## OBJECTIVE:
Find the lines holding "with" and copy them.

## DATA LISTING:
.....

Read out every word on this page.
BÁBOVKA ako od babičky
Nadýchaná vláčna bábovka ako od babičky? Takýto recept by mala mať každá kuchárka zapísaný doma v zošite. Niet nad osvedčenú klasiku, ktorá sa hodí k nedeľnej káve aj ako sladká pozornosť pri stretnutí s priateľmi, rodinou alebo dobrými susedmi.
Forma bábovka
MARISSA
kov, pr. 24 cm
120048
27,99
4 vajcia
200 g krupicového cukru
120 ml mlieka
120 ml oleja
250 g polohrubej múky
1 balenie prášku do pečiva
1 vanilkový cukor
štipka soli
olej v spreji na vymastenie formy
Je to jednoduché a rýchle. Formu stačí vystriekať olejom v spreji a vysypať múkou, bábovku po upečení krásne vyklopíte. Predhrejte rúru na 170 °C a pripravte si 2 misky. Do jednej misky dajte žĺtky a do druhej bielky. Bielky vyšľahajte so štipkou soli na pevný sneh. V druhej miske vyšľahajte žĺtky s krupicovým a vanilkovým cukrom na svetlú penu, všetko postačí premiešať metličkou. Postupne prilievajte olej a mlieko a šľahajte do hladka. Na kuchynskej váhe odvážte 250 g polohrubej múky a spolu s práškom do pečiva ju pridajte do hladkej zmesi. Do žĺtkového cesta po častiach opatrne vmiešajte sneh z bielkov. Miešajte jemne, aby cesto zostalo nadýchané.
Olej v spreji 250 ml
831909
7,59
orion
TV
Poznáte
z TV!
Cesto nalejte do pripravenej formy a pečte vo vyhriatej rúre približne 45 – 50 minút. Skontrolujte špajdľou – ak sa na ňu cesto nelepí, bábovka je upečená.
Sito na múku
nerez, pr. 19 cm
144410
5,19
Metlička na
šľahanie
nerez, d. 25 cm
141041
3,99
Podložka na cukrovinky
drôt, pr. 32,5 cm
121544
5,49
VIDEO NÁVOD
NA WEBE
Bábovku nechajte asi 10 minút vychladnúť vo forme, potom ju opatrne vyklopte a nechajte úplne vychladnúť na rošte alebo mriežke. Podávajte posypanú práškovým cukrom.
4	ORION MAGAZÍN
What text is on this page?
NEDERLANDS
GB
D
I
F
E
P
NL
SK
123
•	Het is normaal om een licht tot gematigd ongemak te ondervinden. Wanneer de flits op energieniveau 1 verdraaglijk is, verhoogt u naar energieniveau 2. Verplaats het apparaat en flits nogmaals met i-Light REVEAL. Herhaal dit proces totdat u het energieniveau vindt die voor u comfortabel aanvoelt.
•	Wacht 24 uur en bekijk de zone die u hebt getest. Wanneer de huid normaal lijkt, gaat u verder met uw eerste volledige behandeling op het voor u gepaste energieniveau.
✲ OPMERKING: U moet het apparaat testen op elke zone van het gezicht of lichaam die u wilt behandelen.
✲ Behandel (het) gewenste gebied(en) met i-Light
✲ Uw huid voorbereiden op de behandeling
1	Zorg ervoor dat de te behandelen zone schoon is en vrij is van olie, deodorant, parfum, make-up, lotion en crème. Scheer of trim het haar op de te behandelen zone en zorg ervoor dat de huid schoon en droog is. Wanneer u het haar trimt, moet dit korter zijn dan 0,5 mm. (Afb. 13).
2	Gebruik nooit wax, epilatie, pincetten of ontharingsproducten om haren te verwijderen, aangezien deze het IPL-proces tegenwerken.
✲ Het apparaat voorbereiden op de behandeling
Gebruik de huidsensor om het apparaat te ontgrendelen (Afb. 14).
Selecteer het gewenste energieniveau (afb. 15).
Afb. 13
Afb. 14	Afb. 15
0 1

.....

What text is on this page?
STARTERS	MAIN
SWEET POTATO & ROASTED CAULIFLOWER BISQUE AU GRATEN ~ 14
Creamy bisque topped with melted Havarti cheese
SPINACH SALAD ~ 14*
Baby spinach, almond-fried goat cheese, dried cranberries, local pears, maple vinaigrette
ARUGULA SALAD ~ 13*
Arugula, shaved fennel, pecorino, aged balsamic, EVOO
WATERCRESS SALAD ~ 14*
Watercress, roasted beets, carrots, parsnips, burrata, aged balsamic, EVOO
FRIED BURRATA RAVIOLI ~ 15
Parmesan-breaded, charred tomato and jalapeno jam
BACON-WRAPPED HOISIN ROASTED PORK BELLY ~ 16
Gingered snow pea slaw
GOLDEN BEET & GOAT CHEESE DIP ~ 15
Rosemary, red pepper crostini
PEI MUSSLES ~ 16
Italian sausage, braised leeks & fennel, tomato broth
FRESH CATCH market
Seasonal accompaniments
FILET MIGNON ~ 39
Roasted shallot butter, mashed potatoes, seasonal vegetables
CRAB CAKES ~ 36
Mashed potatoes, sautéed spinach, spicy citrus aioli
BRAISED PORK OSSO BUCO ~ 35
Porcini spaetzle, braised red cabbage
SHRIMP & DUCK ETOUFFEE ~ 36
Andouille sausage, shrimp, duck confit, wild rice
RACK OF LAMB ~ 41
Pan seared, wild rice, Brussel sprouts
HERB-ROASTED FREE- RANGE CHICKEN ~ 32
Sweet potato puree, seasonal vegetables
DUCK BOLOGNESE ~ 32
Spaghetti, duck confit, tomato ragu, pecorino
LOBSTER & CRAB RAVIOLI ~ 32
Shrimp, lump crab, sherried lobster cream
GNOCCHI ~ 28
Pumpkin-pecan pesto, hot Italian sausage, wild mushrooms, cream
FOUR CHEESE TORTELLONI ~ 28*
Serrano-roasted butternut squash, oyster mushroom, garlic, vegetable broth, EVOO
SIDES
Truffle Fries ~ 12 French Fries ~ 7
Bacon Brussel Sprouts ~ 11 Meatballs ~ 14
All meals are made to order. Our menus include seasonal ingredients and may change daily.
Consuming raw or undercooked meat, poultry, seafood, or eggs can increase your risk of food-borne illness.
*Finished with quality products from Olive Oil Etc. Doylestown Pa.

.....

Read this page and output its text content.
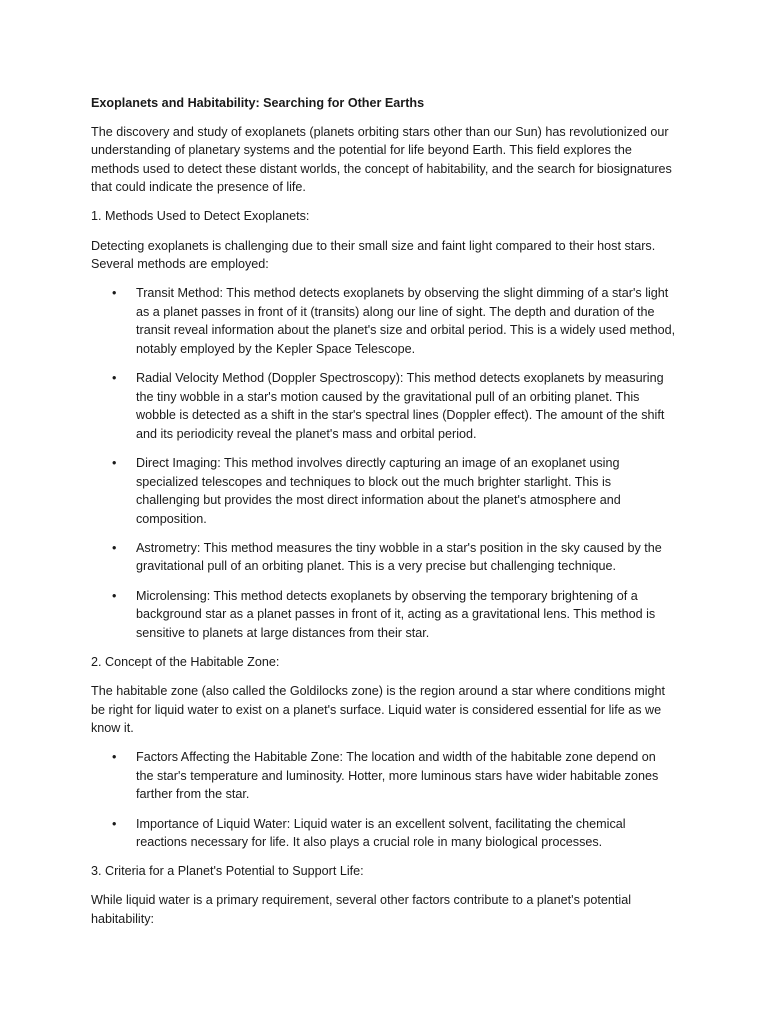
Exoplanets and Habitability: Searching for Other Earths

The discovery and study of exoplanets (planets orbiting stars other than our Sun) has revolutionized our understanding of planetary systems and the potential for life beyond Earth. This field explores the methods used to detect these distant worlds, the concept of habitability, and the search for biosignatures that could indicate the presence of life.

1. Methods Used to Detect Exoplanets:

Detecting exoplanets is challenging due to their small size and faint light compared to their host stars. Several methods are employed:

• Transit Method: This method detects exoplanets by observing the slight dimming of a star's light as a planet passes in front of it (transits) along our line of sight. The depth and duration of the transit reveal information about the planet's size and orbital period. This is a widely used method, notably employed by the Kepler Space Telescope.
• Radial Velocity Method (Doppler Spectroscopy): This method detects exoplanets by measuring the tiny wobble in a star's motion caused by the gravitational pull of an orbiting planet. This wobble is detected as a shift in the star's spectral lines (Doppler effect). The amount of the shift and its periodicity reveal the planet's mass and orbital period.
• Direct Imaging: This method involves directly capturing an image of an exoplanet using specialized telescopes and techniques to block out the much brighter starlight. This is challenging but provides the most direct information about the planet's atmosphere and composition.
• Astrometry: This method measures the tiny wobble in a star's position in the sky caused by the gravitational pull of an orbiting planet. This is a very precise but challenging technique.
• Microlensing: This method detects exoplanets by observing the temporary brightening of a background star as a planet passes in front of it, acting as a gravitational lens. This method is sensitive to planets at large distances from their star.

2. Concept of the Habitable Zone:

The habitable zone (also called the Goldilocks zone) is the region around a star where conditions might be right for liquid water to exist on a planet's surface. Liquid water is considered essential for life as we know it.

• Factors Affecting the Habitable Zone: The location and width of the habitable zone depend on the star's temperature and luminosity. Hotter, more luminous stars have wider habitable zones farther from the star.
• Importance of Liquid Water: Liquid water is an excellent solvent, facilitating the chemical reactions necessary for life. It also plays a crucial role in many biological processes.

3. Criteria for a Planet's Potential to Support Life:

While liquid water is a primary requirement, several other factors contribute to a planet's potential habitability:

.....

## RESULT OF THIS TASK:
Creamy bisque topped with melted Havarti cheese
*Finished with quality products from Olive Oil Etc. Doylestown Pa.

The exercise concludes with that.